__DIRECTIONS FOR THIS TASK__:
Report each line of the data that includes the word "into".

Items from a dataset:
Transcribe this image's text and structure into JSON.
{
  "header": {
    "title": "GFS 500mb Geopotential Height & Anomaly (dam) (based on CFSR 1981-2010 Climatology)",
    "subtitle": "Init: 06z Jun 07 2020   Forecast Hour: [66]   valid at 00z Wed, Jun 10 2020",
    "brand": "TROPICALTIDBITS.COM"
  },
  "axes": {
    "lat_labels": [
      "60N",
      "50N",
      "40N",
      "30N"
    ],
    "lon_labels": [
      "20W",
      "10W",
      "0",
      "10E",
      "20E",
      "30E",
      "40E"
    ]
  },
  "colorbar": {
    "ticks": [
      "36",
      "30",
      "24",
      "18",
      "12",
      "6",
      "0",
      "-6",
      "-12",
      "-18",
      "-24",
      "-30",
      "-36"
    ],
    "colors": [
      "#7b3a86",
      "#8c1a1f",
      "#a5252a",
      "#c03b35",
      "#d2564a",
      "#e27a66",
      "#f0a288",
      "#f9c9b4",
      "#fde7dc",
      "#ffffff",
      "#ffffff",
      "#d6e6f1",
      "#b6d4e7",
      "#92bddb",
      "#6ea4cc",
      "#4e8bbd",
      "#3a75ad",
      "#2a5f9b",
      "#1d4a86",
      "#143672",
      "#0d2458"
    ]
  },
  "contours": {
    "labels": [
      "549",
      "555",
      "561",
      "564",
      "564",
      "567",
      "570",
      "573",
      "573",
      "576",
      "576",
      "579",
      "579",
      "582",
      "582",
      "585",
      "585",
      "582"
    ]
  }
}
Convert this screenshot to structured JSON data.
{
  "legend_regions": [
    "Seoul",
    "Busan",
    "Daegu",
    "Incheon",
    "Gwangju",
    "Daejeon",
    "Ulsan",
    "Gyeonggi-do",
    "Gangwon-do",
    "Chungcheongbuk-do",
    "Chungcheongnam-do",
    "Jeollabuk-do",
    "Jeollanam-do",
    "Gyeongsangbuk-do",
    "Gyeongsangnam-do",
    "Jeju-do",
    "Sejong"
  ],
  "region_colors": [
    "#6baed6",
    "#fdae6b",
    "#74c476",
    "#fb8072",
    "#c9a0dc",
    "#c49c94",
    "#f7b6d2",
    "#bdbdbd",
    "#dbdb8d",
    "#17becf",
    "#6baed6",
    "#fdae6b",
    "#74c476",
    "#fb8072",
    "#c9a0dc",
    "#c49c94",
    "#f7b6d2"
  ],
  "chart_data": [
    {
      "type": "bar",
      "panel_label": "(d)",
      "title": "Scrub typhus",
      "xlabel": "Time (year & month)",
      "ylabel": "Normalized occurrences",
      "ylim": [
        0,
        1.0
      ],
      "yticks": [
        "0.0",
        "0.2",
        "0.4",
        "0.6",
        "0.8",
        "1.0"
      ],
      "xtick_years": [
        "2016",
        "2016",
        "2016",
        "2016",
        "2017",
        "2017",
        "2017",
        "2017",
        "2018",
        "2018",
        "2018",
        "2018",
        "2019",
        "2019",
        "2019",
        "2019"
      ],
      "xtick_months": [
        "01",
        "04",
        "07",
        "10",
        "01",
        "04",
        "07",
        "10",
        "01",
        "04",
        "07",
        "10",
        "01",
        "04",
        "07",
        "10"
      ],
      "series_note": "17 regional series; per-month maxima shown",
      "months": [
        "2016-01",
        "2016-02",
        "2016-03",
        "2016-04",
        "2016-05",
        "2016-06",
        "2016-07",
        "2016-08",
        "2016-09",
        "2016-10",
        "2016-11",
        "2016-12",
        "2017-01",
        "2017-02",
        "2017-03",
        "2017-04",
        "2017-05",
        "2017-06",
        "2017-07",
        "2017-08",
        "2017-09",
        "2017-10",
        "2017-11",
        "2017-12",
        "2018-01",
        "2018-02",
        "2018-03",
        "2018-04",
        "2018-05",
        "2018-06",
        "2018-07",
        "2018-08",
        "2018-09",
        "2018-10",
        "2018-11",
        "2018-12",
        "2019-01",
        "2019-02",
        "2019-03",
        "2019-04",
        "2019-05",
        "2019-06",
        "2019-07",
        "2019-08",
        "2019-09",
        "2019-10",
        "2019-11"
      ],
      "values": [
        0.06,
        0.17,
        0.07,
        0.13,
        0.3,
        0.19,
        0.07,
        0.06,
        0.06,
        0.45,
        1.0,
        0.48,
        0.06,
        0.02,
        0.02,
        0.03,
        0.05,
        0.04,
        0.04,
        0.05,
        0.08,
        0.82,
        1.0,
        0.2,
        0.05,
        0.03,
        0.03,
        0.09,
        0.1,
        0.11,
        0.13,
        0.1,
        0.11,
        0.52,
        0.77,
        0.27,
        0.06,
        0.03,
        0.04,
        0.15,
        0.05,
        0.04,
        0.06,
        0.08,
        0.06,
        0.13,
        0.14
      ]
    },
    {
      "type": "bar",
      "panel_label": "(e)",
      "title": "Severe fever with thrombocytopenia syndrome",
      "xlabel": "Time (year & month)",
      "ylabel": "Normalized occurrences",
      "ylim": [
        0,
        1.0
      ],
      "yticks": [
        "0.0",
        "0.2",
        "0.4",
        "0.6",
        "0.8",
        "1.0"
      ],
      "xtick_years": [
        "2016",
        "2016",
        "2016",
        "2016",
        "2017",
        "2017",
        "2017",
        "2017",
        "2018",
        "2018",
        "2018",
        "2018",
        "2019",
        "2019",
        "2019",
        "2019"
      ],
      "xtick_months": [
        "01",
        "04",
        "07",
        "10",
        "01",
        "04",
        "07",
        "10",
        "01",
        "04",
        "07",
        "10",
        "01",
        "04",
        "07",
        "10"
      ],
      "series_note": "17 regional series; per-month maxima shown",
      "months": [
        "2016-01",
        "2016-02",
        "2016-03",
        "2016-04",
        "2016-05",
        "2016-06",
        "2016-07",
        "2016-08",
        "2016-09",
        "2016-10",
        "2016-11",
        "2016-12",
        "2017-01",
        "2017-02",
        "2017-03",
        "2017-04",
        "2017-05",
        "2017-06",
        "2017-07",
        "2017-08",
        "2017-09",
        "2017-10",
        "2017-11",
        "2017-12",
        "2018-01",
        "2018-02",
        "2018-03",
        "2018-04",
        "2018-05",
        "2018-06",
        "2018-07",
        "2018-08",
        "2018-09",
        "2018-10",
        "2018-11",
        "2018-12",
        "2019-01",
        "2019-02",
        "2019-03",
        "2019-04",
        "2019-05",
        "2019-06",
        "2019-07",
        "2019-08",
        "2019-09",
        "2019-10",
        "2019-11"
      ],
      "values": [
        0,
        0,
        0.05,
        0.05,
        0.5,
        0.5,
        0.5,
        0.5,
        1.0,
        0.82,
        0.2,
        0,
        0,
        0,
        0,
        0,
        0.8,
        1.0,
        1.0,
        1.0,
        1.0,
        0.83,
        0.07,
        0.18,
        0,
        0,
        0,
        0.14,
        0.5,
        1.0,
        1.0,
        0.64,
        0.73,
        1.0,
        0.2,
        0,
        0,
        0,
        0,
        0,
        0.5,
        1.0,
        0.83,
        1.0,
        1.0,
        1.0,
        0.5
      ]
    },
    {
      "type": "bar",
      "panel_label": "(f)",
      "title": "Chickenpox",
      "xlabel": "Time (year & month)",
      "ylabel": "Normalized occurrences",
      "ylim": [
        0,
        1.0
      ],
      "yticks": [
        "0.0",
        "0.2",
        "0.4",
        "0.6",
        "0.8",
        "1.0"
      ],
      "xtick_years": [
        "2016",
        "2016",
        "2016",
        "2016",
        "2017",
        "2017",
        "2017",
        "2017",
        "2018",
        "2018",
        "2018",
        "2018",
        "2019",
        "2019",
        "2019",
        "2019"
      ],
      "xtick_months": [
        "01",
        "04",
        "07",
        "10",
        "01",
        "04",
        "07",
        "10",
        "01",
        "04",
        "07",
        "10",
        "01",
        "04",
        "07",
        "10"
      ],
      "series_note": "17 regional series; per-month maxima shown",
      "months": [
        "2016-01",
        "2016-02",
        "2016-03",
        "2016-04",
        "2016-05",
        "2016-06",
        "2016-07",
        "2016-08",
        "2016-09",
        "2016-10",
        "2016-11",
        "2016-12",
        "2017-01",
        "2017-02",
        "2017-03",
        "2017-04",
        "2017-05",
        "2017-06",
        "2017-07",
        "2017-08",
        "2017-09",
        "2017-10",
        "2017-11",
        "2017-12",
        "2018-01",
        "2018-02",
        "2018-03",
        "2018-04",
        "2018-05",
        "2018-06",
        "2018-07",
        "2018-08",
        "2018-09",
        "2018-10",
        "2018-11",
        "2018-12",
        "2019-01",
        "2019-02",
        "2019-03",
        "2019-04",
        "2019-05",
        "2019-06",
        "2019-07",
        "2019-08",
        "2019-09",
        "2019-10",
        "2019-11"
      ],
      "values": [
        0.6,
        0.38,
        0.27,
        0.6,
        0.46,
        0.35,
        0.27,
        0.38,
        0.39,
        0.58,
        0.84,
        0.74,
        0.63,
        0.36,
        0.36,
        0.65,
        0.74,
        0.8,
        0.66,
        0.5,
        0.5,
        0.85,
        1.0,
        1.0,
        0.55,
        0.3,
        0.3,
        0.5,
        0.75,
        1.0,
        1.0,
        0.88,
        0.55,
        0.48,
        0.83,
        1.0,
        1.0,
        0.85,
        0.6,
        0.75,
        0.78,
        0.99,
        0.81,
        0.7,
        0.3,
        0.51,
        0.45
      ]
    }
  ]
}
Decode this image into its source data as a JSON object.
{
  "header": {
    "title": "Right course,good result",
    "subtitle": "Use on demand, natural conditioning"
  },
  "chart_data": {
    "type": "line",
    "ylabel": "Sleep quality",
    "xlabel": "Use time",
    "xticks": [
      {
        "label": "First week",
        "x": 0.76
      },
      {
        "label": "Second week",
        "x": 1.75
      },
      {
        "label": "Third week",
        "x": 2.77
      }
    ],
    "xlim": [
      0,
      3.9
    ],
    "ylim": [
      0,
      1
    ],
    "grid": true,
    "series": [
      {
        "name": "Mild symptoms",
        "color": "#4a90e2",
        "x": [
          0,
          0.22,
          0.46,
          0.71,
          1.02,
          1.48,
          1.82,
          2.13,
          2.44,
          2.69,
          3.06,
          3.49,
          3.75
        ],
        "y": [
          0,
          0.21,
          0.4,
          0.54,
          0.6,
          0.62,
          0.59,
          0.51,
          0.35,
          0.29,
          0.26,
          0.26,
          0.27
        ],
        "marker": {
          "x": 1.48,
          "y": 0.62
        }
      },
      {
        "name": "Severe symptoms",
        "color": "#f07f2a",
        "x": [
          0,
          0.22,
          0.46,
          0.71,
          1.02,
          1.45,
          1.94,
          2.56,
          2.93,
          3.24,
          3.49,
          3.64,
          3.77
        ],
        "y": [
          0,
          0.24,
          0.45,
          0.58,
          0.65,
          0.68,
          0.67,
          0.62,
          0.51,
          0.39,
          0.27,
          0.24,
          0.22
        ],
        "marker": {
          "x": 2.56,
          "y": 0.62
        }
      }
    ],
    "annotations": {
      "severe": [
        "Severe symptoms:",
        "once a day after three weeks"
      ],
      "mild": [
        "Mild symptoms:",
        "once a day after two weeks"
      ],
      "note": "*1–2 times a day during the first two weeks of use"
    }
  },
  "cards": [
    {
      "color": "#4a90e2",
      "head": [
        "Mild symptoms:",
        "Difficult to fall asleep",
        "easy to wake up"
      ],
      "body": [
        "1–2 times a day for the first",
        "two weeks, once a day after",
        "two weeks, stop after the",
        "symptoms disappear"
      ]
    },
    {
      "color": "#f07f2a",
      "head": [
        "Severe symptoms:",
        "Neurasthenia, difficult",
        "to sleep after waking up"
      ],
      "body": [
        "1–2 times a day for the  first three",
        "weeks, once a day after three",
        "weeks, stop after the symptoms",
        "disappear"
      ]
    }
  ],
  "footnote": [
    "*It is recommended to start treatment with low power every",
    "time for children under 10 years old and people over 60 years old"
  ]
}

__ANSWER FOR THE TASK__:
Transcribe this image's text and structure into JSON.
Decode this image into its source data as a JSON object.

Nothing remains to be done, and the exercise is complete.